▶ _Extracts from a graphics dataset_:
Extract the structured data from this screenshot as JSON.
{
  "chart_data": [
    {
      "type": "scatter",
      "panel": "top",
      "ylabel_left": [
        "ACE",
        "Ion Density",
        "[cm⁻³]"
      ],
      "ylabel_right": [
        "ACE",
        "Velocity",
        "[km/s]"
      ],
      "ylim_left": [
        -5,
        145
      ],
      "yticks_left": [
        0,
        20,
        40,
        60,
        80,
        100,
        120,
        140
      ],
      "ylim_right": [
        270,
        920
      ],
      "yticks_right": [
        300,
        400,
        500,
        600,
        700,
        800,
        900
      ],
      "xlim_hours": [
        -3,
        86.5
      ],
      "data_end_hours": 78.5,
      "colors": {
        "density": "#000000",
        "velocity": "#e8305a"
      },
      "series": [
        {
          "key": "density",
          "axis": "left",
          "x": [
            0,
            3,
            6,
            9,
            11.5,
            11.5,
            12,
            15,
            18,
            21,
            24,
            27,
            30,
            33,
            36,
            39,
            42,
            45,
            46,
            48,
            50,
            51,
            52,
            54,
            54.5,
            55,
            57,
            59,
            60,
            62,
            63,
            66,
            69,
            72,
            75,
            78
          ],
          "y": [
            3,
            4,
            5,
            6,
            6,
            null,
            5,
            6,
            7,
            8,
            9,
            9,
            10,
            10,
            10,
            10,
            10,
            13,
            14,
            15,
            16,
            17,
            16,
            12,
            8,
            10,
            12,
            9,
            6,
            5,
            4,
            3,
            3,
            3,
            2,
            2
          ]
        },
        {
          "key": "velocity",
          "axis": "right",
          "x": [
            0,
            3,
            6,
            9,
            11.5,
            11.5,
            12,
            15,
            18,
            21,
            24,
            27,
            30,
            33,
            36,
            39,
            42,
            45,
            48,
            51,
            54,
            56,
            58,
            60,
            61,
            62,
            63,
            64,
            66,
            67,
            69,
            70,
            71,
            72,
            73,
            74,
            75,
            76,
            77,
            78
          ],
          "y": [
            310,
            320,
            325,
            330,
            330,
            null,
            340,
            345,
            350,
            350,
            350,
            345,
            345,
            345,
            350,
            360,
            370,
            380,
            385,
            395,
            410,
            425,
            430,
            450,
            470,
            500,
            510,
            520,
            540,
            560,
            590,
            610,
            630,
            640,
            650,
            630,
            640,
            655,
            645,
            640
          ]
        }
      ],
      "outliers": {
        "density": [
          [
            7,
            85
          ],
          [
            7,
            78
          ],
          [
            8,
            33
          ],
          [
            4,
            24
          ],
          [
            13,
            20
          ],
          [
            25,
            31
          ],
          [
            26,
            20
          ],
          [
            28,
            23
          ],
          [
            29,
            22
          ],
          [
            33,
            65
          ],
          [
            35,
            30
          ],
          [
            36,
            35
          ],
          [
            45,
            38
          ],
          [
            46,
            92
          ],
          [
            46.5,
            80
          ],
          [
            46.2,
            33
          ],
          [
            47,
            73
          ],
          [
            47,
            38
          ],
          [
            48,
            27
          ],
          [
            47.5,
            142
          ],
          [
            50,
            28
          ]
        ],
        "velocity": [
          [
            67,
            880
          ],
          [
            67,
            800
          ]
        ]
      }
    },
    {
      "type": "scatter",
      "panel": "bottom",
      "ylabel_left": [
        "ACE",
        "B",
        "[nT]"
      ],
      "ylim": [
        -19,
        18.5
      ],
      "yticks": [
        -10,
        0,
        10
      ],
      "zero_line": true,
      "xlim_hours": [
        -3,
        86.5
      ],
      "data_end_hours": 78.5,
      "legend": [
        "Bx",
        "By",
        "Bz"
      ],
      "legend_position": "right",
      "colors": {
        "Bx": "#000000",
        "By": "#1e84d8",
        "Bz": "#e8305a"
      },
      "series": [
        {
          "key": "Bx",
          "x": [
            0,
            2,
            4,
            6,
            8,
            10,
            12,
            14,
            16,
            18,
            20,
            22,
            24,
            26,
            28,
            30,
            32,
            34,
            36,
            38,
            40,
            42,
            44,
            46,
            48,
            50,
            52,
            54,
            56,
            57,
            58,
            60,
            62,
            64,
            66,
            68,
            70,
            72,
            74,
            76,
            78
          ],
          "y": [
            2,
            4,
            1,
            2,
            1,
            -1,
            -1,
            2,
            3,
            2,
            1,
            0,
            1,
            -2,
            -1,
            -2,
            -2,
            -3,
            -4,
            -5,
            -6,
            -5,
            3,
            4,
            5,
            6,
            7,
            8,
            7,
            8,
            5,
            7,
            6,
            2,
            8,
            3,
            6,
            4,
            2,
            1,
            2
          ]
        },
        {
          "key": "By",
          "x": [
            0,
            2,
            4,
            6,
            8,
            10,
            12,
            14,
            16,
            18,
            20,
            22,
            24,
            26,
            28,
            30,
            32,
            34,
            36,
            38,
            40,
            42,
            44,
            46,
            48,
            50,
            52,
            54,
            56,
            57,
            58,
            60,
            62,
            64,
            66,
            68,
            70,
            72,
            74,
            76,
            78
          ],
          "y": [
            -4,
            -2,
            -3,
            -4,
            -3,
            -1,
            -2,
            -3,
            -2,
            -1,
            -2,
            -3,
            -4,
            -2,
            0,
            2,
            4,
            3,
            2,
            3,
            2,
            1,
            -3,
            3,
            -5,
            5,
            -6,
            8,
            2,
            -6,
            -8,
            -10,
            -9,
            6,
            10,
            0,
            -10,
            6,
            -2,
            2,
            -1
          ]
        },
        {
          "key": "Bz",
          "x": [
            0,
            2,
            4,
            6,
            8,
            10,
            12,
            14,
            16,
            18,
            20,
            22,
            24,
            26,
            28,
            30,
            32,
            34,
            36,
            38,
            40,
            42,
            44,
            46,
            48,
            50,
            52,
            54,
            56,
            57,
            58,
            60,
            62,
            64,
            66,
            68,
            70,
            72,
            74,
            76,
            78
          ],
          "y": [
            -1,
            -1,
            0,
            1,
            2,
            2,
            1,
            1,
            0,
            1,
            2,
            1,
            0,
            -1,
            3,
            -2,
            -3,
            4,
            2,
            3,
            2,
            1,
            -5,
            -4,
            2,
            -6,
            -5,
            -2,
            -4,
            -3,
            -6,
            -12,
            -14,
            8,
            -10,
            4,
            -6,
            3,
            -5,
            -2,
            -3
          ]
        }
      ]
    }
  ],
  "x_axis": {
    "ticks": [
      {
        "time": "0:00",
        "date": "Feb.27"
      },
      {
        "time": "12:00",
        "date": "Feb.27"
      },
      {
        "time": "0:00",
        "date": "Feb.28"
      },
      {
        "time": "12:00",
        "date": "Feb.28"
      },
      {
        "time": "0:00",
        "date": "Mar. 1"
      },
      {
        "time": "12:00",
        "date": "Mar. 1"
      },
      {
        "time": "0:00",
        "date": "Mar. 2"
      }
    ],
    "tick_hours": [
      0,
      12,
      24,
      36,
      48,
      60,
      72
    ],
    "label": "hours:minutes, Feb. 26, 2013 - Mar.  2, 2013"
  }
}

▶ _TASK TO CARRY OUT_:
Take the entries and copy them out exactly.

▶ _THE OUTPUT_:
Extract the structured data from this screenshot as JSON.
{
  "chart_data": [
    {
      "type": "scatter",
      "panel": "top",
      "ylabel_left": [
        "ACE",
        "Ion Density",
        "[cm⁻³]"
      ],
      "ylabel_right": [
        "ACE",
        "Velocity",
        "[km/s]"
      ],
      "ylim_left": [
        -5,
        145
      ],
      "yticks_left": [
        0,
        20,
        40,
        60,
        80,
        100,
        120,
        140
      ],
      "ylim_right": [
        270,
        920
      ],
      "yticks_right": [
        300,
        400,
        500,
        600,
        700,
        800,
        900
      ],
      "xlim_hours": [
        -3,
        86.5
      ],
      "data_end_hours": 78.5,
      "colors": {
        "density": "#000000",
        "velocity": "#e8305a"
      },
      "series": [
        {
          "key": "density",
          "axis": "left",
          "x": [
            0,
            3,
            6,
            9,
            11.5,
            11.5,
            12,
            15,
            18,
            21,
            24,
            27,
            30,
            33,
            36,
            39,
            42,
            45,
            46,
            48,
            50,
            51,
            52,
            54,
            54.5,
            55,
            57,
            59,
            60,
            62,
            63,
            66,
            69,
            72,
            75,
            78
          ],
          "y": [
            3,
            4,
            5,
            6,
            6,
            null,
            5,
            6,
            7,
            8,
            9,
            9,
            10,
            10,
            10,
            10,
            10,
            13,
            14,
            15,
            16,
            17,
            16,
            12,
            8,
            10,
            12,
            9,
            6,
            5,
            4,
            3,
            3,
            3,
            2,
            2
          ]
        },
        {
          "key": "velocity",
          "axis": "right",
          "x": [
            0,
            3,
            6,
            9,
            11.5,
            11.5,
            12,
            15,
            18,
            21,
            24,
            27,
            30,
            33,
            36,
            39,
            42,
            45,
            48,
            51,
            54,
            56,
            58,
            60,
            61,
            62,
            63,
            64,
            66,
            67,
            69,
            70,
            71,
            72,
            73,
            74,
            75,
            76,
            77,
            78
          ],
          "y": [
            310,
            320,
            325,
            330,
            330,
            null,
            340,
            345,
            350,
            350,
            350,
            345,
            345,
            345,
            350,
            360,
            370,
            380,
            385,
            395,
            410,
            425,
            430,
            450,
            470,
            500,
            510,
            520,
            540,
            560,
            590,
            610,
            630,
            640,
            650,
            630,
            640,
            655,
            645,
            640
          ]
        }
      ],
      "outliers": {
        "density": [
          [
            7,
            85
          ],
          [
            7,
            78
          ],
          [
            8,
            33
          ],
          [
            4,
            24
          ],
          [
            13,
            20
          ],
          [
            25,
            31
          ],
          [
            26,
            20
          ],
          [
            28,
            23
          ],
          [
            29,
            22
          ],
          [
            33,
            65
          ],
          [
            35,
            30
          ],
          [
            36,
            35
          ],
          [
            45,
            38
          ],
          [
            46,
            92
          ],
          [
            46.5,
            80
          ],
          [
            46.2,
            33
          ],
          [
            47,
            73
          ],
          [
            47,
            38
          ],
          [
            48,
            27
          ],
          [
            47.5,
            142
          ],
          [
            50,
            28
          ]
        ],
        "velocity": [
          [
            67,
            880
          ],
          [
            67,
            800
          ]
        ]
      }
    },
    {
      "type": "scatter",
      "panel": "bottom",
      "ylabel_left": [
        "ACE",
        "B",
        "[nT]"
      ],
      "ylim": [
        -19,
        18.5
      ],
      "yticks": [
        -10,
        0,
        10
      ],
      "zero_line": true,
      "xlim_hours": [
        -3,
        86.5
      ],
      "data_end_hours": 78.5,
      "legend": [
        "Bx",
        "By",
        "Bz"
      ],
      "legend_position": "right",
      "colors": {
        "Bx": "#000000",
        "By": "#1e84d8",
        "Bz": "#e8305a"
      },
      "series": [
        {
          "key": "Bx",
          "x": [
            0,
            2,
            4,
            6,
            8,
            10,
            12,
            14,
            16,
            18,
            20,
            22,
            24,
            26,
            28,
            30,
            32,
            34,
            36,
            38,
            40,
            42,
            44,
            46,
            48,
            50,
            52,
            54,
            56,
            57,
            58,
            60,
            62,
            64,
            66,
            68,
            70,
            72,
            74,
            76,
            78
          ],
          "y": [
            2,
            4,
            1,
            2,
            1,
            -1,
            -1,
            2,
            3,
            2,
            1,
            0,
            1,
            -2,
            -1,
            -2,
            -2,
            -3,
            -4,
            -5,
            -6,
            -5,
            3,
            4,
            5,
            6,
            7,
            8,
            7,
            8,
            5,
            7,
            6,
            2,
            8,
            3,
            6,
            4,
            2,
            1,
            2
          ]
        },
        {
          "key": "By",
          "x": [
            0,
            2,
            4,
            6,
            8,
            10,
            12,
            14,
            16,
            18,
            20,
            22,
            24,
            26,
            28,
            30,
            32,
            34,
            36,
            38,
            40,
            42,
            44,
            46,
            48,
            50,
            52,
            54,
            56,
            57,
            58,
            60,
            62,
            64,
            66,
            68,
            70,
            72,
            74,
            76,
            78
          ],
          "y": [
            -4,
            -2,
            -3,
            -4,
            -3,
            -1,
            -2,
            -3,
            -2,
            -1,
            -2,
            -3,
            -4,
            -2,
            0,
            2,
            4,
            3,
            2,
            3,
            2,
            1,
            -3,
            3,
            -5,
            5,
            -6,
            8,
            2,
            -6,
            -8,
            -10,
            -9,
            6,
            10,
            0,
            -10,
            6,
            -2,
            2,
            -1
          ]
        },
        {
          "key": "Bz",
          "x": [
            0,
            2,
            4,
            6,
            8,
            10,
            12,
            14,
            16,
            18,
            20,
            22,
            24,
            26,
            28,
            30,
            32,
            34,
            36,
            38,
            40,
            42,
            44,
            46,
            48,
            50,
            52,
            54,
            56,
            57,
            58,
            60,
            62,
            64,
            66,
            68,
            70,
            72,
            74,
            76,
            78
          ],
          "y": [
            -1,
            -1,
            0,
            1,
            2,
            2,
            1,
            1,
            0,
            1,
            2,
            1,
            0,
            -1,
            3,
            -2,
            -3,
            4,
            2,
            3,
            2,
            1,
            -5,
            -4,
            2,
            -6,
            -5,
            -2,
            -4,
            -3,
            -6,
            -12,
            -14,
            8,
            -10,
            4,
            -6,
            3,
            -5,
            -2,
            -3
          ]
        }
      ]
    }
  ],
  "x_axis": {
    "ticks": [
      {
        "time": "0:00",
        "date": "Feb.27"
      },
      {
        "time": "12:00",
        "date": "Feb.27"
      },
      {
        "time": "0:00",
        "date": "Feb.28"
      },
      {
        "time": "12:00",
        "date": "Feb.28"
      },
      {
        "time": "0:00",
        "date": "Mar. 1"
      },
      {
        "time": "12:00",
        "date": "Mar. 1"
      },
      {
        "time": "0:00",
        "date": "Mar. 2"
      }
    ],
    "tick_hours": [
      0,
      12,
      24,
      36,
      48,
      60,
      72
    ],
    "label": "hours:minutes, Feb. 26, 2013 - Mar.  2, 2013"
  }
}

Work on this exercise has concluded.